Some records
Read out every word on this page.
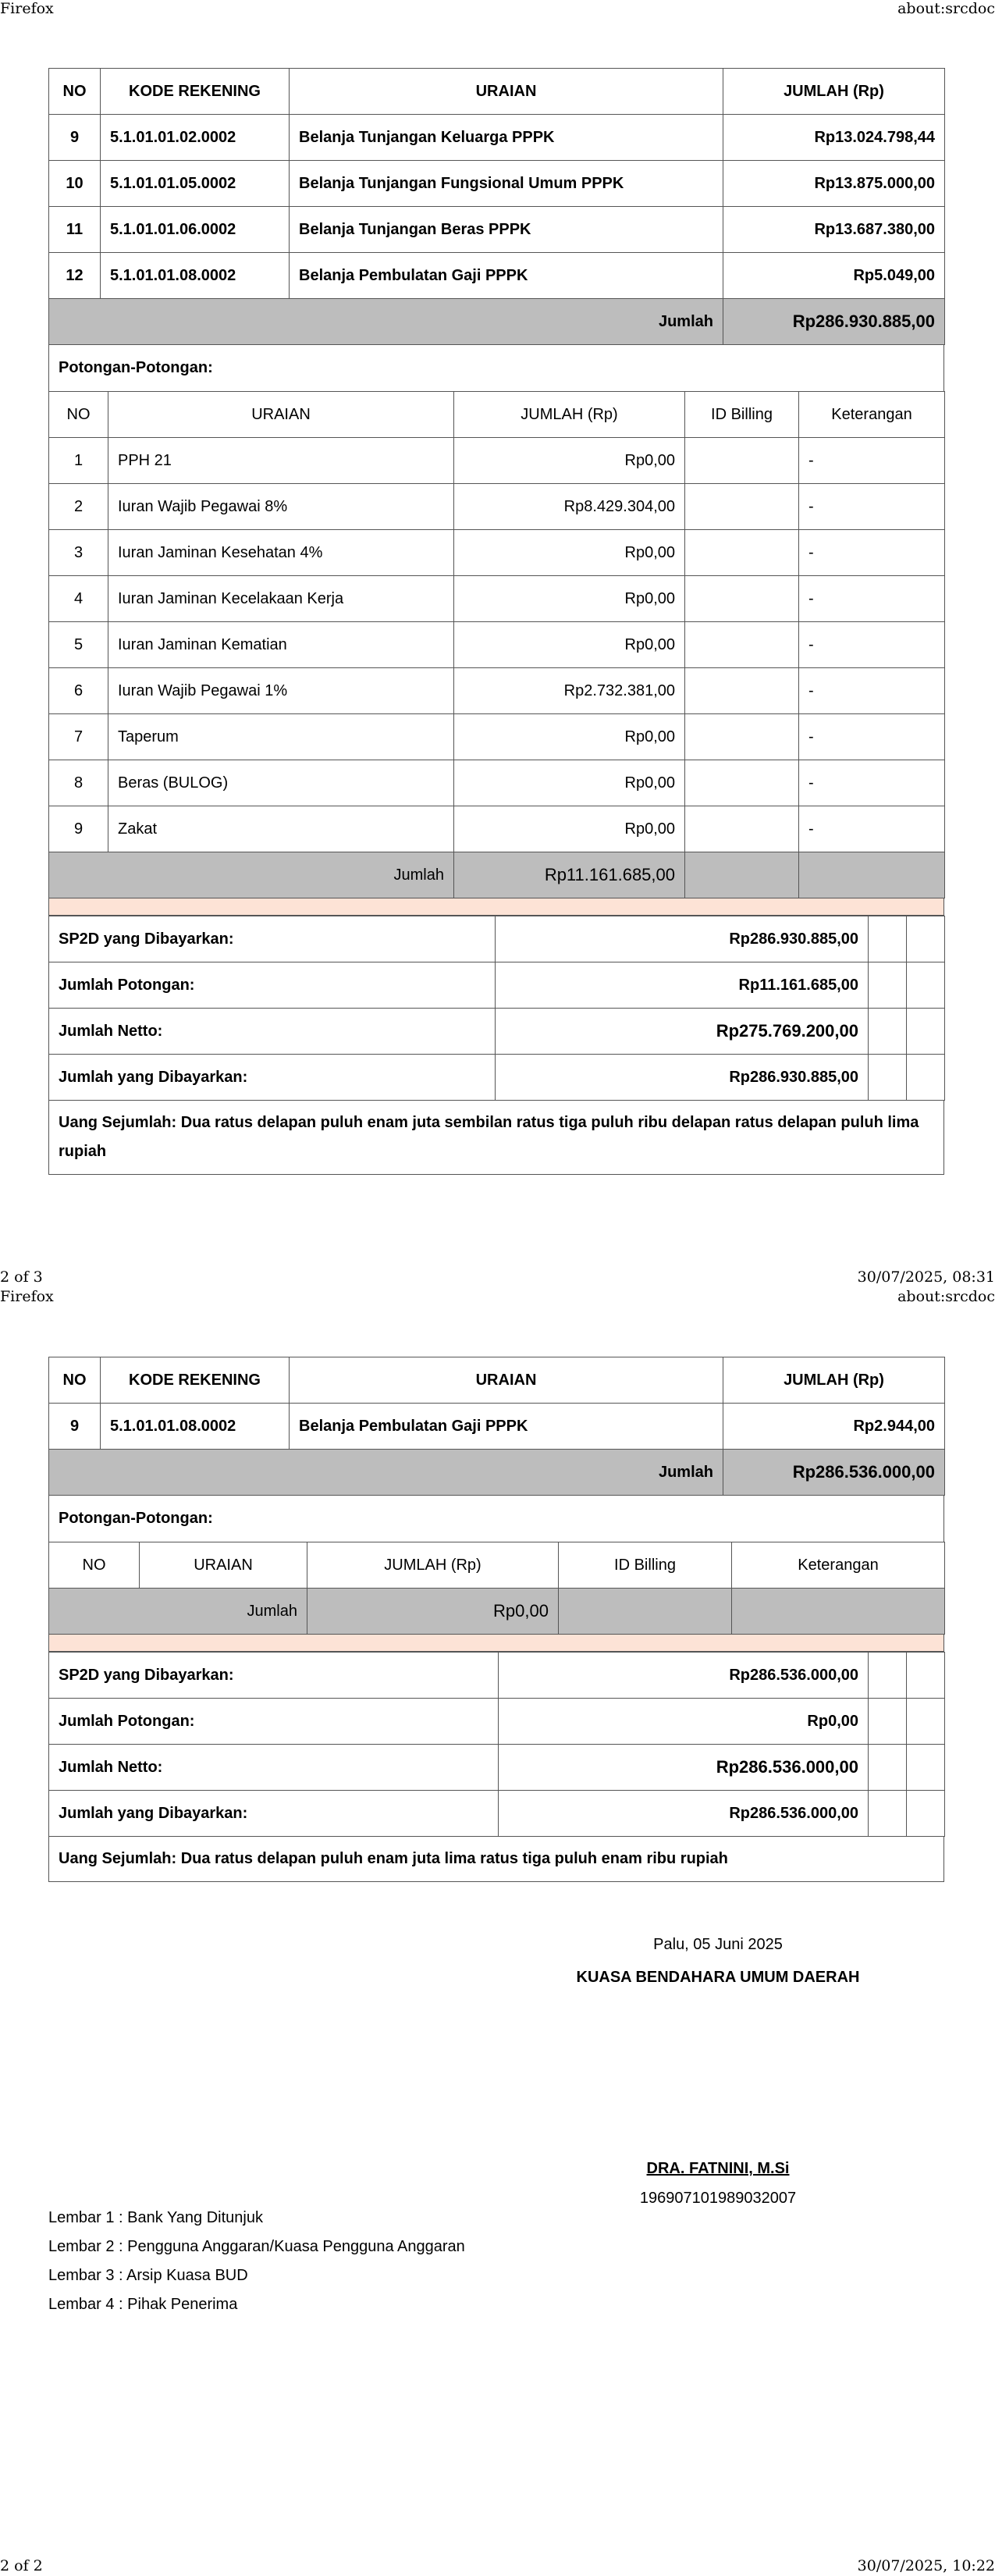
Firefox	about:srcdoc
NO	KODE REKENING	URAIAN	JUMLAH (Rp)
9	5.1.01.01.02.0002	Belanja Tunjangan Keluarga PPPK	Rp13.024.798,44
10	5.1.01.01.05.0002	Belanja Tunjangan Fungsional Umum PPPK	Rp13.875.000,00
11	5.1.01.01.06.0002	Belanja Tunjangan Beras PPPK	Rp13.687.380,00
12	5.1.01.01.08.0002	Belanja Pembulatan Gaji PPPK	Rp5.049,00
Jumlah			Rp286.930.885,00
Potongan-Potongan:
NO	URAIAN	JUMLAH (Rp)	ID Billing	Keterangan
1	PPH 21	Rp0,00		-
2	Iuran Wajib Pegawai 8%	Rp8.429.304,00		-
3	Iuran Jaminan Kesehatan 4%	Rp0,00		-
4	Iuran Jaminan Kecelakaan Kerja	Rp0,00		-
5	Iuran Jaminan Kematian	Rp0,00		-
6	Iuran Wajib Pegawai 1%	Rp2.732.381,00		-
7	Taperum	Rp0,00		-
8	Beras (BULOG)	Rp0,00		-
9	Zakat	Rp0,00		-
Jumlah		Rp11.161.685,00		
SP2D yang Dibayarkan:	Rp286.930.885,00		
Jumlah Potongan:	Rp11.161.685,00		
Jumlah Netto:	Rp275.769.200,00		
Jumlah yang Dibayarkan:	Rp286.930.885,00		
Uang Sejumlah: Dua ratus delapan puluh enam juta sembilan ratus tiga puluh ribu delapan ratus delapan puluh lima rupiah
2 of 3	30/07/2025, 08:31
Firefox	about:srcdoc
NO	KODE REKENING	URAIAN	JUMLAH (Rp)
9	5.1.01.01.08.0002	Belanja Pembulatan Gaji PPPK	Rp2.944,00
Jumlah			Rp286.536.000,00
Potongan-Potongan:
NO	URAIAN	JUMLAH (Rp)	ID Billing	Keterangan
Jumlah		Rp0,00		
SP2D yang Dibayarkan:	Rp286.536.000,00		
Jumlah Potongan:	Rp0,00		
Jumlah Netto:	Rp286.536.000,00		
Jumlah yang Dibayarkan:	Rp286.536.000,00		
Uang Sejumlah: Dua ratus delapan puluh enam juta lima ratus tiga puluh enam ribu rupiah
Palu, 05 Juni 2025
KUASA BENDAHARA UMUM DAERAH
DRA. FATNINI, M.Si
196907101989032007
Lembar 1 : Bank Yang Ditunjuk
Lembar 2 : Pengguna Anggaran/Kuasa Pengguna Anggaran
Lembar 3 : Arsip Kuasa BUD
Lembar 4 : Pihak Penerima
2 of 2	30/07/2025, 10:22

**What is being asked:** Show all lines from the data above in which the word "Uang" appears.

**Solution to the exercise:**
Uang Sejumlah: Dua ratus delapan puluh enam juta sembilan ratus tiga puluh ribu delapan ratus delapan puluh lima rupiah
Uang Sejumlah: Dua ratus delapan puluh enam juta lima ratus tiga puluh enam ribu rupiah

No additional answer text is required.